§ **EXERCISE REQUIREMENTS**:
Reproduce the listing exactly, with no pictures in your copy.
==============================
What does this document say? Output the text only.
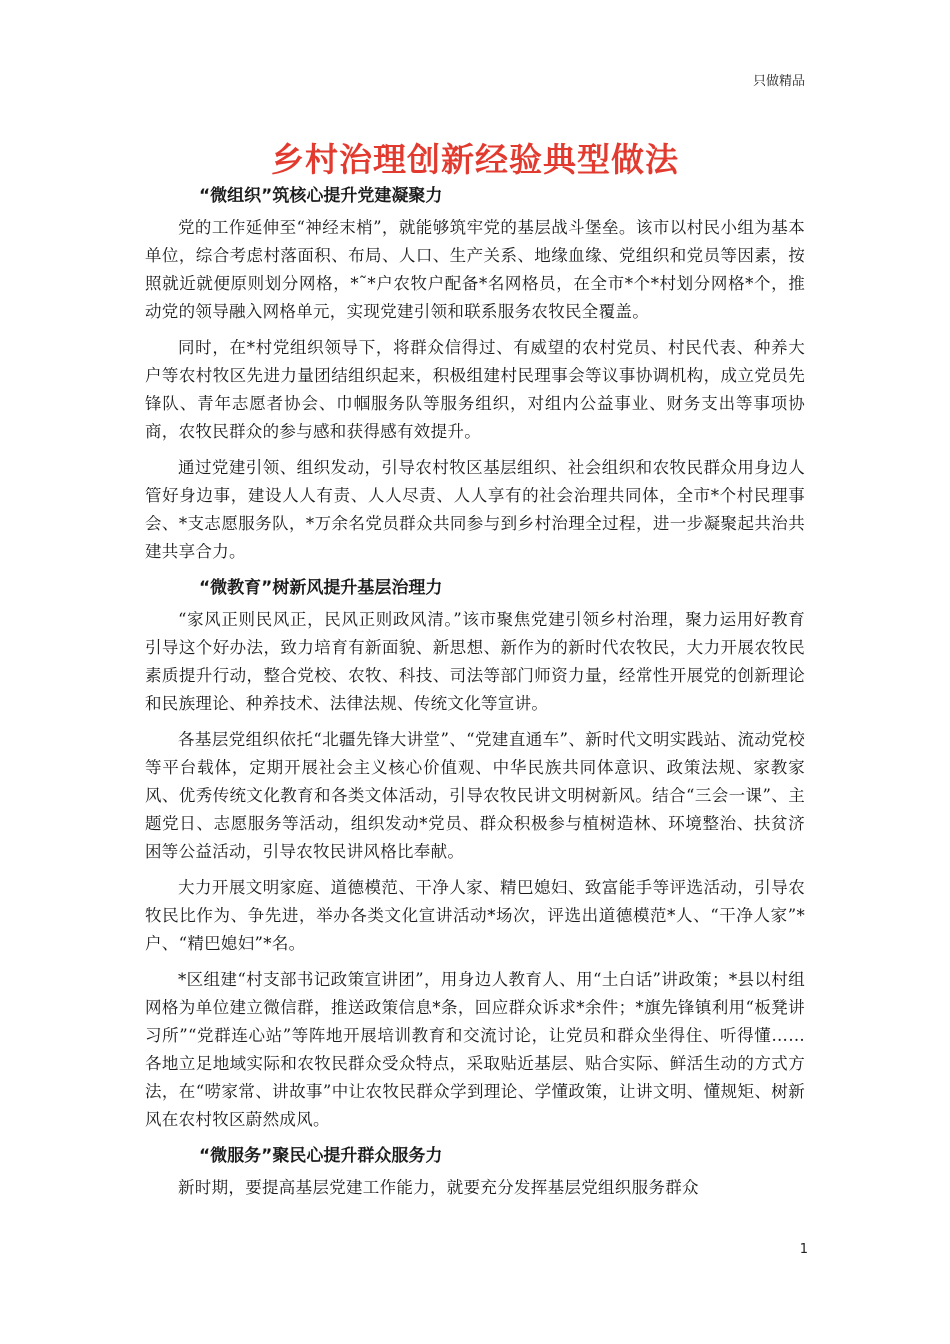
只做精品
乡村治理创新经验典型做法
“微组织”筑核心提升党建凝聚力

党的工作延伸至“神经末梢”，就能够筑牢党的基层战斗堡垒。该市以村民小组为基本单位，综合考虑村落面积、布局、人口、生产关系、地缘血缘、党组织和党员等因素，按照就近就便原则划分网格，*˜*户农牧户配备*名网格员，在全市*个*村划分网格*个，推动党的领导融入网格单元，实现党建引领和联系服务农牧民全覆盖。

同时，在*村党组织领导下，将群众信得过、有威望的农村党员、村民代表、种养大户等农村牧区先进力量团结组织起来，积极组建村民理事会等议事协调机构，成立党员先锋队、青年志愿者协会、巾帼服务队等服务组织，对组内公益事业、财务支出等事项协商，农牧民群众的参与感和获得感有效提升。

通过党建引领、组织发动，引导农村牧区基层组织、社会组织和农牧民群众用身边人管好身边事，建设人人有责、人人尽责、人人享有的社会治理共同体，全市*个村民理事会、*支志愿服务队，*万余名党员群众共同参与到乡村治理全过程，进一步凝聚起共治共建共享合力。

“微教育”树新风提升基层治理力

“家风正则民风正，民风正则政风清。”该市聚焦党建引领乡村治理，聚力运用好教育引导这个好办法，致力培育有新面貌、新思想、新作为的新时代农牧民，大力开展农牧民素质提升行动，整合党校、农牧、科技、司法等部门师资力量，经常性开展党的创新理论和民族理论、种养技术、法律法规、传统文化等宣讲。

各基层党组织依托“北疆先锋大讲堂”、“党建直通车”、新时代文明实践站、流动党校等平台载体，定期开展社会主义核心价值观、中华民族共同体意识、政策法规、家教家风、优秀传统文化教育和各类文体活动，引导农牧民讲文明树新风。结合“三会一课”、主题党日、志愿服务等活动，组织发动*党员、群众积极参与植树造林、环境整治、扶贫济困等公益活动，引导农牧民讲风格比奉献。

大力开展文明家庭、道德模范、干净人家、精巴媳妇、致富能手等评选活动，引导农牧民比作为、争先进，举办各类文化宣讲活动*场次，评选出道德模范*人、“干净人家”*户、“精巴媳妇”*名。

*区组建“村支部书记政策宣讲团”，用身边人教育人、用“土白话”讲政策；*县以村组网格为单位建立微信群，推送政策信息*条，回应群众诉求*余件；*旗先锋镇利用“板凳讲习所”“党群连心站”等阵地开展培训教育和交流讨论，让党员和群众坐得住、听得懂……各地立足地域实际和农牧民群众受众特点，采取贴近基层、贴合实际、鲜活生动的方式方法，在“唠家常、讲故事”中让农牧民群众学到理论、学懂政策，让讲文明、懂规矩、树新风在农村牧区蔚然成风。

“微服务”聚民心提升群众服务力

新时期，要提高基层党建工作能力，就要充分发挥基层党组织服务群众

1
==============================
§ **COMPLETE OUTPUT**:
What does this document say? Output the text only.
只做精品
乡村治理创新经验典型做法
“微组织”筑核心提升党建凝聚力

党的工作延伸至“神经末梢”，就能够筑牢党的基层战斗堡垒。该市以村民小组为基本单位，综合考虑村落面积、布局、人口、生产关系、地缘血缘、党组织和党员等因素，按照就近就便原则划分网格，*˜*户农牧户配备*名网格员，在全市*个*村划分网格*个，推动党的领导融入网格单元，实现党建引领和联系服务农牧民全覆盖。

同时，在*村党组织领导下，将群众信得过、有威望的农村党员、村民代表、种养大户等农村牧区先进力量团结组织起来，积极组建村民理事会等议事协调机构，成立党员先锋队、青年志愿者协会、巾帼服务队等服务组织，对组内公益事业、财务支出等事项协商，农牧民群众的参与感和获得感有效提升。

通过党建引领、组织发动，引导农村牧区基层组织、社会组织和农牧民群众用身边人管好身边事，建设人人有责、人人尽责、人人享有的社会治理共同体，全市*个村民理事会、*支志愿服务队，*万余名党员群众共同参与到乡村治理全过程，进一步凝聚起共治共建共享合力。

“微教育”树新风提升基层治理力

“家风正则民风正，民风正则政风清。”该市聚焦党建引领乡村治理，聚力运用好教育引导这个好办法，致力培育有新面貌、新思想、新作为的新时代农牧民，大力开展农牧民素质提升行动，整合党校、农牧、科技、司法等部门师资力量，经常性开展党的创新理论和民族理论、种养技术、法律法规、传统文化等宣讲。

各基层党组织依托“北疆先锋大讲堂”、“党建直通车”、新时代文明实践站、流动党校等平台载体，定期开展社会主义核心价值观、中华民族共同体意识、政策法规、家教家风、优秀传统文化教育和各类文体活动，引导农牧民讲文明树新风。结合“三会一课”、主题党日、志愿服务等活动，组织发动*党员、群众积极参与植树造林、环境整治、扶贫济困等公益活动，引导农牧民讲风格比奉献。

大力开展文明家庭、道德模范、干净人家、精巴媳妇、致富能手等评选活动，引导农牧民比作为、争先进，举办各类文化宣讲活动*场次，评选出道德模范*人、“干净人家”*户、“精巴媳妇”*名。

*区组建“村支部书记政策宣讲团”，用身边人教育人、用“土白话”讲政策；*县以村组网格为单位建立微信群，推送政策信息*条，回应群众诉求*余件；*旗先锋镇利用“板凳讲习所”“党群连心站”等阵地开展培训教育和交流讨论，让党员和群众坐得住、听得懂……各地立足地域实际和农牧民群众受众特点，采取贴近基层、贴合实际、鲜活生动的方式方法，在“唠家常、讲故事”中让农牧民群众学到理论、学懂政策，让讲文明、懂规矩、树新风在农村牧区蔚然成风。

“微服务”聚民心提升群众服务力

新时期，要提高基层党建工作能力，就要充分发挥基层党组织服务群众

1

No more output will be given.